> PROMPT: All of the data should be output character for character, except the pictures.
##### INPUT MATERIAL
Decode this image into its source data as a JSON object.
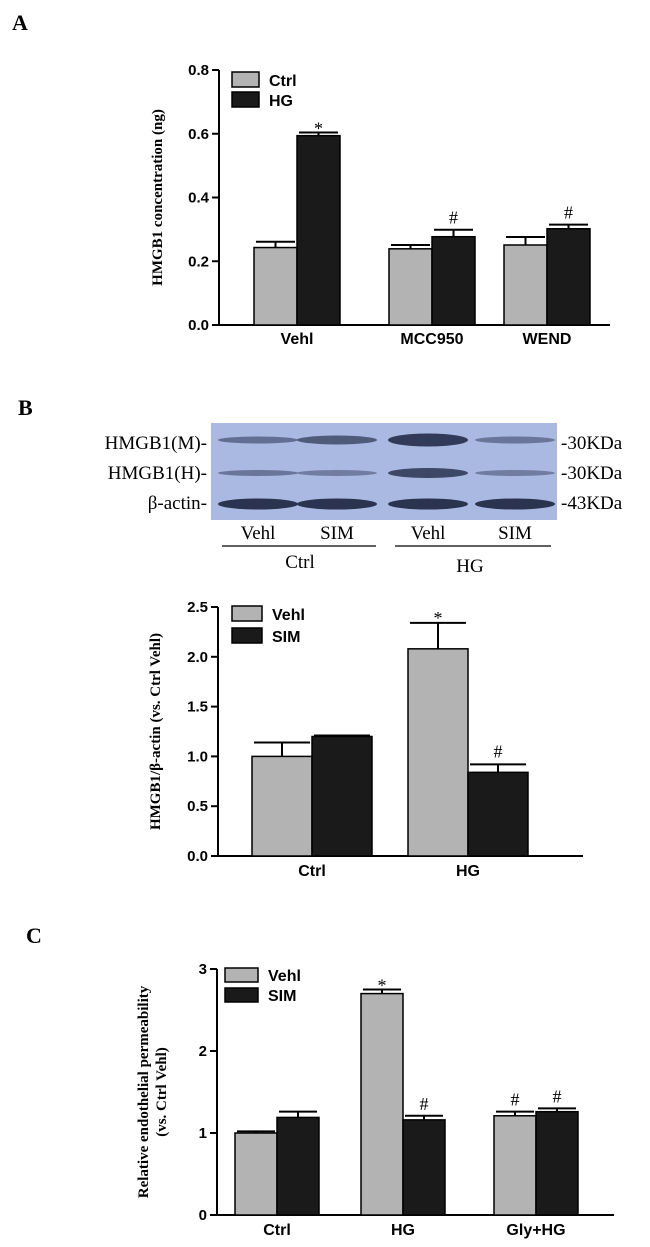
{
  "colors": {
    "ctrl": "#b3b3b3",
    "hg": "#1a1a1a",
    "blot_bg": "#a9b9e2",
    "band": "#2a3350"
  },
  "panels": {
    "a": {
      "letter": "A"
    },
    "b": {
      "letter": "B"
    },
    "c": {
      "letter": "C"
    }
  },
  "blot": {
    "rows": [
      {
        "label": "HMGB1(M)-",
        "kda": "-30KDa"
      },
      {
        "label": "HMGB1(H)-",
        "kda": "-30KDa"
      },
      {
        "label": "β-actin-",
        "kda": "-43KDa"
      }
    ],
    "lanes": [
      "Vehl",
      "SIM",
      "Vehl",
      "SIM"
    ],
    "groups": [
      "Ctrl",
      "HG"
    ]
  },
  "chart_data": [
    {
      "type": "bar",
      "ylabel": "HMGB1 concentration (ng)",
      "ylim": [
        0,
        0.8
      ],
      "yticks": [
        "0.0",
        "0.2",
        "0.4",
        "0.6",
        "0.8"
      ],
      "categories": [
        "Vehl",
        "MCC950",
        "WEND"
      ],
      "series": [
        {
          "name": "Ctrl",
          "values": [
            0.243,
            0.239,
            0.251
          ],
          "errors": [
            0.018,
            0.012,
            0.025
          ]
        },
        {
          "name": "HG",
          "values": [
            0.594,
            0.277,
            0.302
          ],
          "errors": [
            0.01,
            0.022,
            0.013
          ]
        }
      ],
      "annotations": [
        {
          "category": 0,
          "series": 1,
          "text": "*"
        },
        {
          "category": 1,
          "series": 1,
          "text": "#"
        },
        {
          "category": 2,
          "series": 1,
          "text": "#"
        }
      ],
      "legend": "top-left"
    },
    {
      "type": "bar",
      "ylabel": "HMGB1/β-actin (vs. Ctrl Vehl)",
      "ylim": [
        0,
        2.5
      ],
      "yticks": [
        "0.0",
        "0.5",
        "1.0",
        "1.5",
        "2.0",
        "2.5"
      ],
      "categories": [
        "Ctrl",
        "HG"
      ],
      "series": [
        {
          "name": "Vehl",
          "values": [
            1.0,
            2.08
          ],
          "errors": [
            0.14,
            0.26
          ]
        },
        {
          "name": "SIM",
          "values": [
            1.2,
            0.84
          ],
          "errors": [
            0.01,
            0.08
          ]
        }
      ],
      "annotations": [
        {
          "category": 1,
          "series": 0,
          "text": "*"
        },
        {
          "category": 1,
          "series": 1,
          "text": "#"
        }
      ],
      "legend": "top-left"
    },
    {
      "type": "bar",
      "ylabel": "Relative endothelial permeability (vs. Ctrl Vehl)",
      "ylim": [
        0,
        3
      ],
      "yticks": [
        "0",
        "1",
        "2",
        "3"
      ],
      "categories": [
        "Ctrl",
        "HG",
        "Gly+HG"
      ],
      "series": [
        {
          "name": "Vehl",
          "values": [
            1.0,
            2.7,
            1.21
          ],
          "errors": [
            0.02,
            0.05,
            0.05
          ]
        },
        {
          "name": "SIM",
          "values": [
            1.19,
            1.16,
            1.26
          ],
          "errors": [
            0.07,
            0.05,
            0.04
          ]
        }
      ],
      "annotations": [
        {
          "category": 1,
          "series": 0,
          "text": "*"
        },
        {
          "category": 1,
          "series": 1,
          "text": "#"
        },
        {
          "category": 2,
          "series": 0,
          "text": "#"
        },
        {
          "category": 2,
          "series": 1,
          "text": "#"
        }
      ],
      "legend": "top-left"
    }
  ]
}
##########
> SOLUTION TO THE EXERCISE:
Decode this image into its source data as a JSON object.
{
  "colors": {
    "ctrl": "#b3b3b3",
    "hg": "#1a1a1a",
    "blot_bg": "#a9b9e2",
    "band": "#2a3350"
  },
  "panels": {
    "a": {
      "letter": "A"
    },
    "b": {
      "letter": "B"
    },
    "c": {
      "letter": "C"
    }
  },
  "blot": {
    "rows": [
      {
        "label": "HMGB1(M)-",
        "kda": "-30KDa"
      },
      {
        "label": "HMGB1(H)-",
        "kda": "-30KDa"
      },
      {
        "label": "β-actin-",
        "kda": "-43KDa"
      }
    ],
    "lanes": [
      "Vehl",
      "SIM",
      "Vehl",
      "SIM"
    ],
    "groups": [
      "Ctrl",
      "HG"
    ]
  },
  "chart_data": [
    {
      "type": "bar",
      "ylabel": "HMGB1 concentration (ng)",
      "ylim": [
        0,
        0.8
      ],
      "yticks": [
        "0.0",
        "0.2",
        "0.4",
        "0.6",
        "0.8"
      ],
      "categories": [
        "Vehl",
        "MCC950",
        "WEND"
      ],
      "series": [
        {
          "name": "Ctrl",
          "values": [
            0.243,
            0.239,
            0.251
          ],
          "errors": [
            0.018,
            0.012,
            0.025
          ]
        },
        {
          "name": "HG",
          "values": [
            0.594,
            0.277,
            0.302
          ],
          "errors": [
            0.01,
            0.022,
            0.013
          ]
        }
      ],
      "annotations": [
        {
          "category": 0,
          "series": 1,
          "text": "*"
        },
        {
          "category": 1,
          "series": 1,
          "text": "#"
        },
        {
          "category": 2,
          "series": 1,
          "text": "#"
        }
      ],
      "legend": "top-left"
    },
    {
      "type": "bar",
      "ylabel": "HMGB1/β-actin (vs. Ctrl Vehl)",
      "ylim": [
        0,
        2.5
      ],
      "yticks": [
        "0.0",
        "0.5",
        "1.0",
        "1.5",
        "2.0",
        "2.5"
      ],
      "categories": [
        "Ctrl",
        "HG"
      ],
      "series": [
        {
          "name": "Vehl",
          "values": [
            1.0,
            2.08
          ],
          "errors": [
            0.14,
            0.26
          ]
        },
        {
          "name": "SIM",
          "values": [
            1.2,
            0.84
          ],
          "errors": [
            0.01,
            0.08
          ]
        }
      ],
      "annotations": [
        {
          "category": 1,
          "series": 0,
          "text": "*"
        },
        {
          "category": 1,
          "series": 1,
          "text": "#"
        }
      ],
      "legend": "top-left"
    },
    {
      "type": "bar",
      "ylabel": "Relative endothelial permeability (vs. Ctrl Vehl)",
      "ylim": [
        0,
        3
      ],
      "yticks": [
        "0",
        "1",
        "2",
        "3"
      ],
      "categories": [
        "Ctrl",
        "HG",
        "Gly+HG"
      ],
      "series": [
        {
          "name": "Vehl",
          "values": [
            1.0,
            2.7,
            1.21
          ],
          "errors": [
            0.02,
            0.05,
            0.05
          ]
        },
        {
          "name": "SIM",
          "values": [
            1.19,
            1.16,
            1.26
          ],
          "errors": [
            0.07,
            0.05,
            0.04
          ]
        }
      ],
      "annotations": [
        {
          "category": 1,
          "series": 0,
          "text": "*"
        },
        {
          "category": 1,
          "series": 1,
          "text": "#"
        },
        {
          "category": 2,
          "series": 0,
          "text": "#"
        },
        {
          "category": 2,
          "series": 1,
          "text": "#"
        }
      ],
      "legend": "top-left"
    }
  ]
}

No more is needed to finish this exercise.